Available data
** START **

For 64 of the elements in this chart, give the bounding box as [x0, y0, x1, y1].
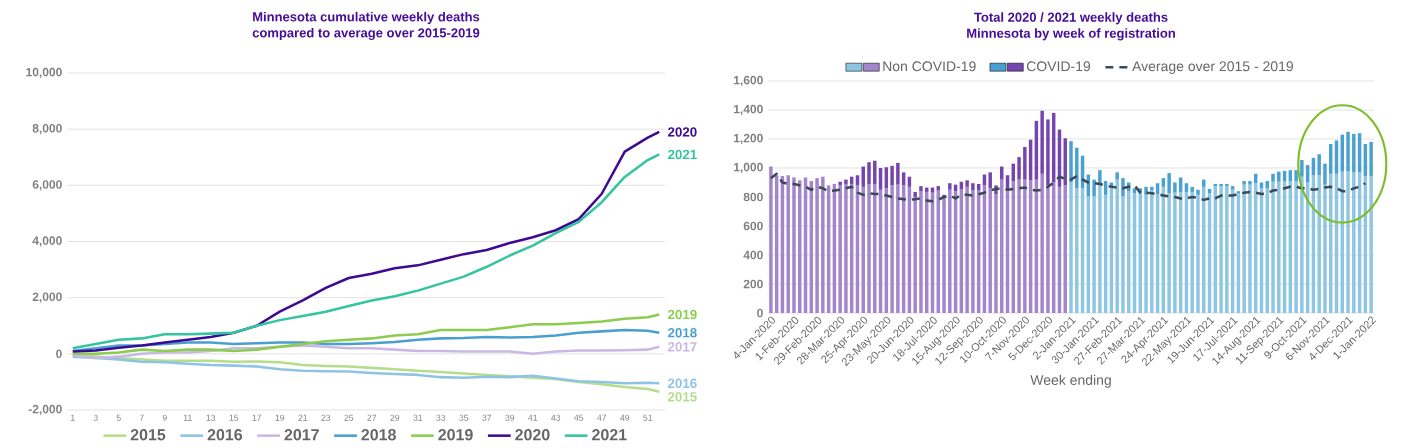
- x-tick-label: 25: [344, 414, 354, 422]
- legend-label: Average over 2015 - 2019: [1132, 61, 1293, 75]
- y-tick-label: 8,000: [32, 124, 62, 135]
- text: 2015: [667, 392, 697, 402]
- x-tick-label: 5: [116, 414, 121, 421]
- legend-label: Non COVID-19: [883, 61, 976, 72]
- x-tick-label: 1: [71, 414, 75, 421]
- x-tick-label: 7: [139, 414, 144, 421]
- legend-label: 2021: [592, 429, 627, 441]
- x-tick-label: 37: [482, 414, 492, 422]
- y-tick-label: 1,000: [734, 163, 763, 174]
- x-tick-label: 23: [321, 414, 331, 422]
- chart-title: Total 2020 / 2021 weekly deaths: [974, 12, 1168, 25]
- y-tick-label: 1,400: [734, 105, 763, 116]
- y-tick-label: 1,200: [734, 134, 763, 145]
- x-axis-title: Week ending: [1030, 374, 1111, 388]
- x-tick-label: 29: [390, 414, 400, 422]
- y-tick-label: 4,000: [32, 236, 62, 247]
- y-tick-label: 2,000: [32, 292, 62, 303]
- y-tick-label: 800: [743, 192, 763, 202]
- text: 2021: [667, 149, 697, 160]
- x-tick-label: 13: [206, 414, 216, 422]
- y-tick-label: 0: [56, 349, 62, 359]
- legend-label: 2016: [207, 429, 243, 441]
- x-tick-label: 49: [620, 414, 630, 422]
- x-tick-label: 11: [183, 414, 192, 421]
- text: 2018: [667, 328, 697, 338]
- legend-label: 2015: [130, 429, 166, 441]
- x-tick-label: 9: [162, 414, 167, 422]
- y-tick-label: 6,000: [32, 180, 62, 191]
- x-tick-label: 35: [459, 414, 469, 422]
- x-tick-label: 51: [643, 414, 653, 421]
- x-tick-label: 3: [93, 414, 98, 422]
- x-tick-label: 39: [505, 414, 515, 422]
- x-tick-label: 27: [367, 414, 377, 421]
- chart-subtitle: Minnesota by week of registration: [967, 28, 1175, 41]
- x-tick-label: 33: [436, 414, 446, 422]
- x-tick-label: 43: [551, 414, 561, 422]
- chart-subtitle: compared to average over 2015-2019: [252, 28, 480, 41]
- y-tick-label: 1,600: [734, 76, 763, 87]
- text: 2017: [667, 342, 697, 352]
- y-tick-label: 10,000: [26, 68, 62, 79]
- x-tick-label: 15: [229, 414, 239, 421]
- x-tick-label: 31: [413, 414, 423, 422]
- x-tick-label: 47: [597, 414, 607, 421]
- y-tick-label: 0: [757, 308, 763, 318]
- legend-label: COVID-19: [1026, 61, 1091, 72]
- x-tick-label: 19: [275, 414, 285, 422]
- x-tick-label: 41: [528, 414, 538, 421]
- text: 2019: [667, 310, 697, 320]
- legend-label: 2017: [284, 429, 319, 441]
- y-tick-label: 200: [743, 279, 763, 289]
- legend-label: 2019: [438, 429, 473, 441]
- chart-title: Minnesota cumulative weekly deaths: [253, 12, 480, 25]
- y-tick-label: 400: [743, 250, 763, 260]
- y-tick-label: -2,000: [28, 405, 62, 416]
- text: 2020: [667, 127, 697, 137]
- y-tick-label: 600: [743, 221, 763, 231]
- legend-label: 2018: [361, 429, 396, 441]
- x-tick-label: 17: [252, 414, 262, 421]
- x-tick-label: 21: [298, 414, 308, 421]
- x-tick-label: 45: [574, 414, 584, 421]
- legend-label: 2020: [515, 429, 550, 441]
- text: 2016: [667, 378, 697, 389]
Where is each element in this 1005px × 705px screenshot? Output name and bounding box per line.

** END **

Task
Return all of the entries above line for line, without changing a character, and leave out the pictures.

Result of this task
For 64 of the elements in this chart, give the bounding box as [x0, y0, x1, y1].
- x-tick-label: 25: [344, 414, 354, 422]
- legend-label: Average over 2015 - 2019: [1132, 61, 1293, 75]
- y-tick-label: 8,000: [32, 124, 62, 135]
- text: 2015: [667, 392, 697, 402]
- x-tick-label: 5: [116, 414, 121, 421]
- legend-label: Non COVID-19: [883, 61, 976, 72]
- x-tick-label: 1: [71, 414, 75, 421]
- x-tick-label: 7: [139, 414, 144, 421]
- legend-label: 2021: [592, 429, 627, 441]
- x-tick-label: 37: [482, 414, 492, 422]
- y-tick-label: 1,000: [734, 163, 763, 174]
- x-tick-label: 23: [321, 414, 331, 422]
- chart-title: Total 2020 / 2021 weekly deaths: [974, 12, 1168, 25]
- y-tick-label: 1,400: [734, 105, 763, 116]
- y-tick-label: 1,200: [734, 134, 763, 145]
- x-axis-title: Week ending: [1030, 374, 1111, 388]
- x-tick-label: 29: [390, 414, 400, 422]
- y-tick-label: 4,000: [32, 236, 62, 247]
- y-tick-label: 2,000: [32, 292, 62, 303]
- y-tick-label: 800: [743, 192, 763, 202]
- text: 2021: [667, 149, 697, 160]
- x-tick-label: 13: [206, 414, 216, 422]
- y-tick-label: 0: [56, 349, 62, 359]
- legend-label: 2016: [207, 429, 243, 441]
- x-tick-label: 49: [620, 414, 630, 422]
- x-tick-label: 11: [183, 414, 192, 421]
- text: 2018: [667, 328, 697, 338]
- legend-label: 2015: [130, 429, 166, 441]
- x-tick-label: 9: [162, 414, 167, 422]
- y-tick-label: 6,000: [32, 180, 62, 191]
- x-tick-label: 35: [459, 414, 469, 422]
- x-tick-label: 51: [643, 414, 653, 421]
- x-tick-label: 3: [93, 414, 98, 422]
- x-tick-label: 39: [505, 414, 515, 422]
- x-tick-label: 27: [367, 414, 377, 421]
- chart-subtitle: Minnesota by week of registration: [967, 28, 1175, 41]
- x-tick-label: 33: [436, 414, 446, 422]
- x-tick-label: 43: [551, 414, 561, 422]
- chart-subtitle: compared to average over 2015-2019: [252, 28, 480, 41]
- y-tick-label: 1,600: [734, 76, 763, 87]
- text: 2017: [667, 342, 697, 352]
- y-tick-label: 10,000: [26, 68, 62, 79]
- x-tick-label: 15: [229, 414, 239, 421]
- x-tick-label: 31: [413, 414, 423, 422]
- x-tick-label: 47: [597, 414, 607, 421]
- y-tick-label: 0: [757, 308, 763, 318]
- legend-label: COVID-19: [1026, 61, 1091, 72]
- x-tick-label: 19: [275, 414, 285, 422]
- x-tick-label: 41: [528, 414, 538, 421]
- text: 2019: [667, 310, 697, 320]
- legend-label: 2017: [284, 429, 319, 441]
- y-tick-label: 200: [743, 279, 763, 289]
- legend-label: 2019: [438, 429, 473, 441]
- chart-title: Minnesota cumulative weekly deaths: [253, 12, 480, 25]
- y-tick-label: 400: [743, 250, 763, 260]
- y-tick-label: -2,000: [28, 405, 62, 416]
- text: 2020: [667, 127, 697, 137]
- y-tick-label: 600: [743, 221, 763, 231]
- legend-label: 2018: [361, 429, 396, 441]
- x-tick-label: 17: [252, 414, 262, 421]
- x-tick-label: 21: [298, 414, 308, 421]
- x-tick-label: 45: [574, 414, 584, 421]
- legend-label: 2020: [515, 429, 550, 441]
- text: 2016: [667, 378, 697, 389]
Where is each element in this 1005px × 705px screenshot? Output name and bounding box per line.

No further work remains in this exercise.